### To do
Copy out each line that includes the word "JSON".

### Exercise inputs
----------
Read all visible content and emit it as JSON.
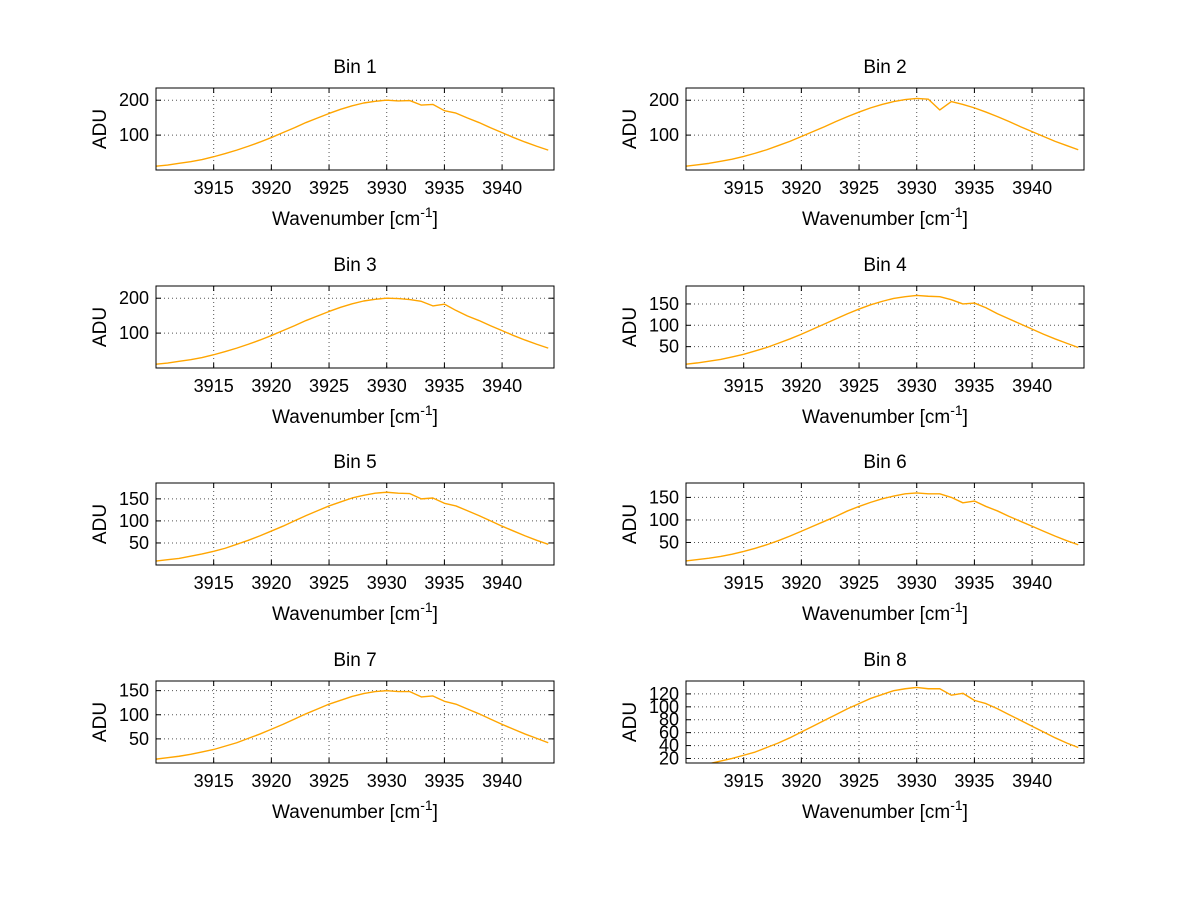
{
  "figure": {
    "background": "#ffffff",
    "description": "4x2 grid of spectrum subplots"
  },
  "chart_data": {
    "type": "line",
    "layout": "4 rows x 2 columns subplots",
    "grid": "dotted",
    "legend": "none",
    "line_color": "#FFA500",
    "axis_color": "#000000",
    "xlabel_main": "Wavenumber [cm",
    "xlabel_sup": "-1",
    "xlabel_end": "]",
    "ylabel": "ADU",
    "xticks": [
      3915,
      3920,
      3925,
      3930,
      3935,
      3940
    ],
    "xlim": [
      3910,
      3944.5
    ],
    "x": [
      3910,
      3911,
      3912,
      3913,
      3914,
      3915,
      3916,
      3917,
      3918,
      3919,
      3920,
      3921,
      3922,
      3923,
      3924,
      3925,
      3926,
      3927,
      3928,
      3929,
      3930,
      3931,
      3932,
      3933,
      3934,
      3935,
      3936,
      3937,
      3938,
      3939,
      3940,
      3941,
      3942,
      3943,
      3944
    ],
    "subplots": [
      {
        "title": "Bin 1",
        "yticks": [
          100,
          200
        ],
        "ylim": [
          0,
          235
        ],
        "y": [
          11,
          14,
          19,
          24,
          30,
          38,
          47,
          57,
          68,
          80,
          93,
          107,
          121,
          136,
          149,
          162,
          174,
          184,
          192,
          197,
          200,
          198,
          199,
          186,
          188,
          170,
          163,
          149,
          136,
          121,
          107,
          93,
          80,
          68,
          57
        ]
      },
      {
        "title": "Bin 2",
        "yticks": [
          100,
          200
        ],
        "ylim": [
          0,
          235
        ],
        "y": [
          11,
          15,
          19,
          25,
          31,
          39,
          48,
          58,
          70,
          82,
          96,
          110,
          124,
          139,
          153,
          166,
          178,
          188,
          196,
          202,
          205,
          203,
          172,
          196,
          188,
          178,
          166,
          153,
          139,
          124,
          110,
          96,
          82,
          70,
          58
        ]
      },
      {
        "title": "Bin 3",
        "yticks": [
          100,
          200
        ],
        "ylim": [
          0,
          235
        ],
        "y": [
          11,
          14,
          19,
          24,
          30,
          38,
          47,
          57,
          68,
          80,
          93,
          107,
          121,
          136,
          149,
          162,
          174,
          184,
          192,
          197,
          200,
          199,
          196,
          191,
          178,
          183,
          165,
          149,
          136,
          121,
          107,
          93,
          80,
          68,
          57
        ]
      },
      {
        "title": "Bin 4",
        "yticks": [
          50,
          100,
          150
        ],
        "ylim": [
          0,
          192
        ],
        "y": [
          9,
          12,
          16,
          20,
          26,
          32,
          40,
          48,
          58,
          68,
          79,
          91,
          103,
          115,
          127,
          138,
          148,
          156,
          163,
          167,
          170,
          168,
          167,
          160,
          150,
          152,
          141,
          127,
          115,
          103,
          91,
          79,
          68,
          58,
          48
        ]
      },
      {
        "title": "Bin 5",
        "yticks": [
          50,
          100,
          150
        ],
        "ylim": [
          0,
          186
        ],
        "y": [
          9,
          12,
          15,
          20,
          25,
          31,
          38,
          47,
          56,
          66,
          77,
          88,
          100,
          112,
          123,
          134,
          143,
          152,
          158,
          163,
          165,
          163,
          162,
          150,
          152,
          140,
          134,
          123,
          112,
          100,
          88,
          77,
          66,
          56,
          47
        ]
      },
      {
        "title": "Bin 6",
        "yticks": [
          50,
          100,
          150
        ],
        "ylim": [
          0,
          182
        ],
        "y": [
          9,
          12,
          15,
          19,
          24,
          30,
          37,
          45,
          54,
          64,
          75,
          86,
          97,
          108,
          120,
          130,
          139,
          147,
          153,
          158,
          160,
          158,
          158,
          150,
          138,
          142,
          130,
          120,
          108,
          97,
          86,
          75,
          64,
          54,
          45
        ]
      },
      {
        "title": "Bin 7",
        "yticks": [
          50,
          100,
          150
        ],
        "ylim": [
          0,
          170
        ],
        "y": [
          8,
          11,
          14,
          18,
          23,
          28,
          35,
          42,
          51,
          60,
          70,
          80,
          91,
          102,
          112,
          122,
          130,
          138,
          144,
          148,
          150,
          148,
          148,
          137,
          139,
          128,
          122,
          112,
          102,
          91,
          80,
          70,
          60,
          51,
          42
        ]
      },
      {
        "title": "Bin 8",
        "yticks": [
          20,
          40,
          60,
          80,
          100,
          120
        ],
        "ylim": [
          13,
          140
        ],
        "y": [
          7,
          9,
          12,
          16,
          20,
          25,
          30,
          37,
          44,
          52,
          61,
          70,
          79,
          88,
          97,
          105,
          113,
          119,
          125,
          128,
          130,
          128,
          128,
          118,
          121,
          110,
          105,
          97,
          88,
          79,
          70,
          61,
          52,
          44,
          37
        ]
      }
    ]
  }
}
----------
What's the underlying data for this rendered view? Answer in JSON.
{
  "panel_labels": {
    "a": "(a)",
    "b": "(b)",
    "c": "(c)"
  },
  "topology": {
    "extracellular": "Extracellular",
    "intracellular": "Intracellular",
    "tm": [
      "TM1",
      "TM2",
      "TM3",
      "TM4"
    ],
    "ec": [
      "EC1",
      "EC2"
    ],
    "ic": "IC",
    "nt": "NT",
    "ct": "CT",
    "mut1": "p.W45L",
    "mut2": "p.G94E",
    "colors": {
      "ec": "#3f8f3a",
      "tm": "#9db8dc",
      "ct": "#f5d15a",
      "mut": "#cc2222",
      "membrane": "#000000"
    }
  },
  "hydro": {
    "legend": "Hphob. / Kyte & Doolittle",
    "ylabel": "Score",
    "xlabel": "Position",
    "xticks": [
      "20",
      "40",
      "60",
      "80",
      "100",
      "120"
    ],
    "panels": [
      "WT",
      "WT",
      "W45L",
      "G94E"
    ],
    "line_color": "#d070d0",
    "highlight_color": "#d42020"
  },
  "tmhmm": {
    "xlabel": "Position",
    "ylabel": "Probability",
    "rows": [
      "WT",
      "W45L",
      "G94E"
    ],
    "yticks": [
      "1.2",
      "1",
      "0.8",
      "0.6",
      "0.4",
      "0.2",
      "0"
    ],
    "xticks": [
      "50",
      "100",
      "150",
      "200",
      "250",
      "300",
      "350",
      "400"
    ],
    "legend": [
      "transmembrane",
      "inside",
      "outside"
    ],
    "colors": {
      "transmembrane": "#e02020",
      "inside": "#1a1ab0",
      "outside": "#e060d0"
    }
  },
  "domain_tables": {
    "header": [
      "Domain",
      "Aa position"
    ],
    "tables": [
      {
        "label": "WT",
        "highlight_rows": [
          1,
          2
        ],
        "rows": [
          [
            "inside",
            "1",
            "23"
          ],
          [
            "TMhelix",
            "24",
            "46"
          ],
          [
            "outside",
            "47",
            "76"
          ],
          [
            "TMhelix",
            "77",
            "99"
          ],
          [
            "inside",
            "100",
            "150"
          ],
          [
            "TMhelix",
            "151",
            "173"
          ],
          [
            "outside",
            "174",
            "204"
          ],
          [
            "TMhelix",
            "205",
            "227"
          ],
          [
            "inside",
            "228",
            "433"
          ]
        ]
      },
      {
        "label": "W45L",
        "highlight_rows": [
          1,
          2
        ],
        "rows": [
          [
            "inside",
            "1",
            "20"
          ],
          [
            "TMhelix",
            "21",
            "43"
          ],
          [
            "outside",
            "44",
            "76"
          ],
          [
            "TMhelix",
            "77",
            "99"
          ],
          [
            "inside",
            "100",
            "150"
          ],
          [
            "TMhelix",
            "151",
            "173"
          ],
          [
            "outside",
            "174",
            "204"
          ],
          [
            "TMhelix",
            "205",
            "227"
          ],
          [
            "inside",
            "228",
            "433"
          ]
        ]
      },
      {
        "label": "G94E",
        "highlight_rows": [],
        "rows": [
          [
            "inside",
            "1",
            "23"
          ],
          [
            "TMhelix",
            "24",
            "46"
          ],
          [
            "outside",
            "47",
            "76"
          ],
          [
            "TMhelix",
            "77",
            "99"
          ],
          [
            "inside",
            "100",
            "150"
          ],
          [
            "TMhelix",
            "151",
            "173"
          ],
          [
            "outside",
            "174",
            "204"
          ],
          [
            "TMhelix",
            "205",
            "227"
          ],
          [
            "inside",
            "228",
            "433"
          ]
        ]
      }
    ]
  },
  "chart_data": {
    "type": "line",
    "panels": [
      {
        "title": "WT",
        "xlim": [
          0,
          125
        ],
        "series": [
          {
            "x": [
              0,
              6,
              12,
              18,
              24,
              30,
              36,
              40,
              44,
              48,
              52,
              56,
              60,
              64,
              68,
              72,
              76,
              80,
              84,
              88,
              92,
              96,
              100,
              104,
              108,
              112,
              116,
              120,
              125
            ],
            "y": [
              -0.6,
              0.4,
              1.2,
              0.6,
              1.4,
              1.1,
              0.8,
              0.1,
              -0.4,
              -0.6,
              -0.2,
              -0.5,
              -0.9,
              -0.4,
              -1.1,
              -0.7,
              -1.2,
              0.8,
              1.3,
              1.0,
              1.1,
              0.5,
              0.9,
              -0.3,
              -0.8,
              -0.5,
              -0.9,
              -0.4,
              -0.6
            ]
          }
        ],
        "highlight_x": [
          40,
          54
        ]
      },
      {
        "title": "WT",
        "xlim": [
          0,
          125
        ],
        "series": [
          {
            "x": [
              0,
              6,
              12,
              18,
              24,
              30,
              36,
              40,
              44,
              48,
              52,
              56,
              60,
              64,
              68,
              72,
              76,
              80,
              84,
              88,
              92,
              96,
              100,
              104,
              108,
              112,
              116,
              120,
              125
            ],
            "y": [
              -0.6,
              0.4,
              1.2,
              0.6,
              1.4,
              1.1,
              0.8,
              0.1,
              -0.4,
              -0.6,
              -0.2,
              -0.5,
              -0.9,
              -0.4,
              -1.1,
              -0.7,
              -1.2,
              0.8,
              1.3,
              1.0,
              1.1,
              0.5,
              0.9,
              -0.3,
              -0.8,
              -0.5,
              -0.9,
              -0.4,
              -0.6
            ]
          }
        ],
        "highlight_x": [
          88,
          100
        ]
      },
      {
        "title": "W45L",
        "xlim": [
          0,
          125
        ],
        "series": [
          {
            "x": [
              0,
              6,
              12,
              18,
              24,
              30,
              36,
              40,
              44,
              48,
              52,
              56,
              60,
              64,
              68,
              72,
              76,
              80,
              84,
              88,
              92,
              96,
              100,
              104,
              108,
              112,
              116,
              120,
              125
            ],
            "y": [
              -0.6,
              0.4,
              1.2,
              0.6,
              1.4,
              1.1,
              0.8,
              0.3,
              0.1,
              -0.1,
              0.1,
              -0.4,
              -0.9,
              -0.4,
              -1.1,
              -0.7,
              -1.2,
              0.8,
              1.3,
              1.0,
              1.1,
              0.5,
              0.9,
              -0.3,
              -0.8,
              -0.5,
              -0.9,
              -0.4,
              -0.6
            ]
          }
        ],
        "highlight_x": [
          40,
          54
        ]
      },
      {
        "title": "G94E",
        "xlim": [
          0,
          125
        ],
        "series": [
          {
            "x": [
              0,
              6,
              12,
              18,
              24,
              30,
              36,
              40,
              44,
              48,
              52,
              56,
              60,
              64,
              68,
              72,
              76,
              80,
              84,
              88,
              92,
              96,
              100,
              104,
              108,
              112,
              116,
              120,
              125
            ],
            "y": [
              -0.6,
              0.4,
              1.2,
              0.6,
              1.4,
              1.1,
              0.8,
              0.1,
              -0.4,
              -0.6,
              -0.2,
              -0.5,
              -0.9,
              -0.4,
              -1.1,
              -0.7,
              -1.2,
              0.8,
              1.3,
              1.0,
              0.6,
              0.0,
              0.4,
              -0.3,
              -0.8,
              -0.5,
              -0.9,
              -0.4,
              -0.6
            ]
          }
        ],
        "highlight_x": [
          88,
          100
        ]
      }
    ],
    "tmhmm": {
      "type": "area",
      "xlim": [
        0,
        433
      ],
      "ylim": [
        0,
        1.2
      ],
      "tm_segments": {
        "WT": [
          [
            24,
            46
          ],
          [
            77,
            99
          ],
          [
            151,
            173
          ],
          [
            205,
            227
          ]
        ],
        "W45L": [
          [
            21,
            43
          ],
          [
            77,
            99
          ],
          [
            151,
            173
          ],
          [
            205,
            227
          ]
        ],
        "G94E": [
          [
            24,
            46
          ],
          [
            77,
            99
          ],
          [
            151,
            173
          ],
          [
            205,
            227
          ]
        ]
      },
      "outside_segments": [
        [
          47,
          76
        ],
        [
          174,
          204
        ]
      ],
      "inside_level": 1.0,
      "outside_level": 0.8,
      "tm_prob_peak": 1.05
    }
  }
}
----------
### Task answer
Read all visible content and emit it as JSON.
What's the underlying data for this rendered view? Answer in JSON.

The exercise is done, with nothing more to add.